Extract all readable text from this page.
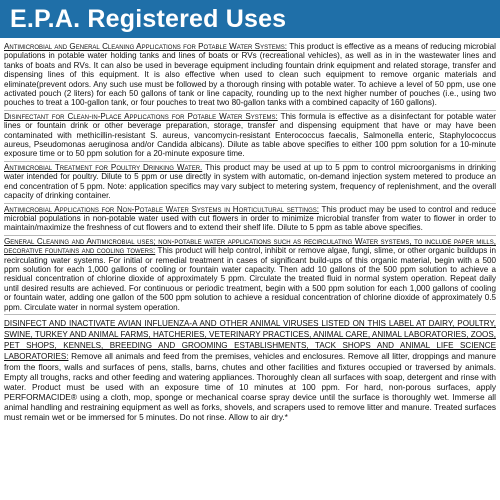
E.P.A. Registered Uses

Antimicrobial and General Cleaning Applications for Potable Water Systems: This product is effective as a means of reducing microbial populations in potable water holding tanks and lines of boats or RVs (recreational vehicles), as well as in in the wastewater lines and tanks of boats and RVs. It can also be used in beverage equipment including fountain drink equipment and related storage, transfer and dispensing lines of this equipment. It is also effective when used to clean such equipment to remove organic materials and eliminate(prevent odors. Any such use must be followed by a thorough rinsing with potable water. To achieve a level of 50 ppm, use one activated pouch (2 liters) for each 50 gallons of tank or line capacity, rounding up to the next higher number of pouches (i.e., using two pouches to treat a 100-gallon tank, or four pouches to treat two 80-gallon tanks with a combined capacity of 160 gallons).

Disinfectant for Clean-in-Place Applications for Potable Water Systems: This formula is effective as a disinfectant for potable water lines or fountain drink or other beverage preparation, storage, transfer and dispensing equipment that have or may have been contaminated with methicillin-resistant S. aureus, vancomycin-resistant Enterococcus faecalis, Salmonella enteric, Staphylococcus aureus, Pseudomonas aeruginosa and/or Candida albicans). Dilute as table above specifies to either 100 ppm solution for a 10-minute exposure time or to 50 ppm solution for a 20-minute exposure time.

Antimicrobial Treatment for Poultry Drinking Water. This product may be used at up to 5 ppm to control microorganisms in drinking water intended for poultry. Dilute to 5 ppm or use directly in system with automatic, on-demand injection system metered to produce an end concentration of 5 ppm. Note: application specifics may vary subject to metering system, frequency of replenishment, and the overall capacity of drinking container.

Antimicrobial Applications for Non-Potable Water Systems in Horticultural settings: This product may be used to control and reduce microbial populations in non-potable water used with cut flowers in order to minimize microbial transfer from water to flower in order to maintain/maximize the freshness of cut flowers and to extend their shelf life. Dilute to 5 ppm as table above specifies.

General Cleaning and Antimicrobial uses; non-potable water applications such as recirculating Water systems, to include paper mills, decorative fountains and cooling towers: This product will help control, inhibit or remove algae, fungi, slime, or other organic buildups in recirculating water systems. For initial or remedial treatment in cases of significant build-ups of this organic material, begin with a 500 ppm solution for each 1,000 gallons of cooling or fountain water capacity. Then add 10 gallons of the 500 ppm solution to achieve a residual concentration of chlorine dioxide of approximately 5 ppm. Circulate the treated fluid in normal system operation. Repeat daily until desired results are achieved. For continuous or periodic treatment, begin with a 500 ppm solution for each 1,000 gallons of cooling or fountain water, adding one gallon of the 500 ppm solution to achieve a residual concentration of chlorine dioxide of approximately 0.5 ppm. Circulate water in normal system operation.

DISINFECT AND INACTIVATE AVIAN INFLUENZA-A AND OTHER ANIMAL VIRUSES LISTED ON THIS LABEL AT DAIRY, POULTRY, SWINE, TURKEY AND ANIMAL FARMS, HATCHERIES, VETERINARY PRACTICES, ANIMAL CARE, ANIMAL LABORATORIES, ZOOS, PET SHOPS, KENNELS, BREEDING AND GROOMING ESTABLISHMENTS, TACK SHOPS AND ANIMAL LIFE SCIENCE LABORATORIES: Remove all animals and feed from the premises, vehicles and enclosures. Remove all litter, droppings and manure from the floors, walls and surfaces of pens, stalls, barns, chutes and other facilities and fixtures occupied or traversed by animals. Empty all troughs, racks and other feeding and watering appliances. Thoroughly clean all surfaces with soap, detergent and rinse with water. Product must be used with an exposure time of 10 minutes at 100 ppm. For hard, non-porous surfaces, apply PERFORMACIDE® using a cloth, mop, sponge or mechanical coarse spray device until the surface is thoroughly wet. Immerse all animal handling and restraining equipment as well as forks, shovels, and scrapers used to remove litter and manure. Treated surfaces must remain wet or be immersed for 5 minutes. Do not rinse. Allow to air dry.*
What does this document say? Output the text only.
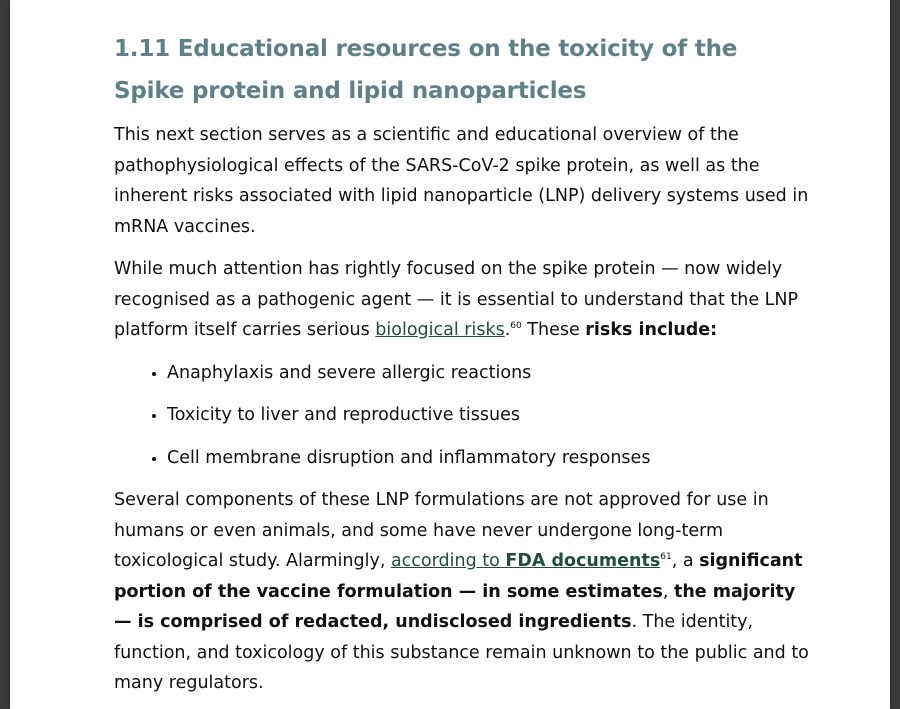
1.11 Educational resources on the toxicity of the Spike protein and lipid nanoparticles

This next section serves as a scientific and educational overview of the pathophysiological effects of the SARS-CoV-2 spike protein, as well as the inherent risks associated with lipid nanoparticle (LNP) delivery systems used in mRNA vaccines.

While much attention has rightly focused on the spike protein — now widely recognised as a pathogenic agent — it is essential to understand that the LNP platform itself carries serious biological risks.$^{60}$ These risks include:

• Anaphylaxis and severe allergic reactions
• Toxicity to liver and reproductive tissues
• Cell membrane disruption and inflammatory responses

Several components of these LNP formulations are not approved for use in humans or even animals, and some have never undergone long-term toxicological study. Alarmingly, according to FDA documents$^{61}$, a significant portion of the vaccine formulation — in some estimates, the majority — is comprised of redacted, undisclosed ingredients. The identity, function, and toxicology of this substance remain unknown to the public and to many regulators.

Task description:
In the data above, which lines include "lipid"? Return those lines.

Output for this task:
1.11 Educational resources on the toxicity of the Spike protein and lipid nanoparticles
This next section serves as a scientific and educational overview of the pathophysiological effects of the SARS-CoV-2 spike protein, as well as the inherent risks associated with lipid nanoparticle (LNP) delivery systems used in mRNA vaccines.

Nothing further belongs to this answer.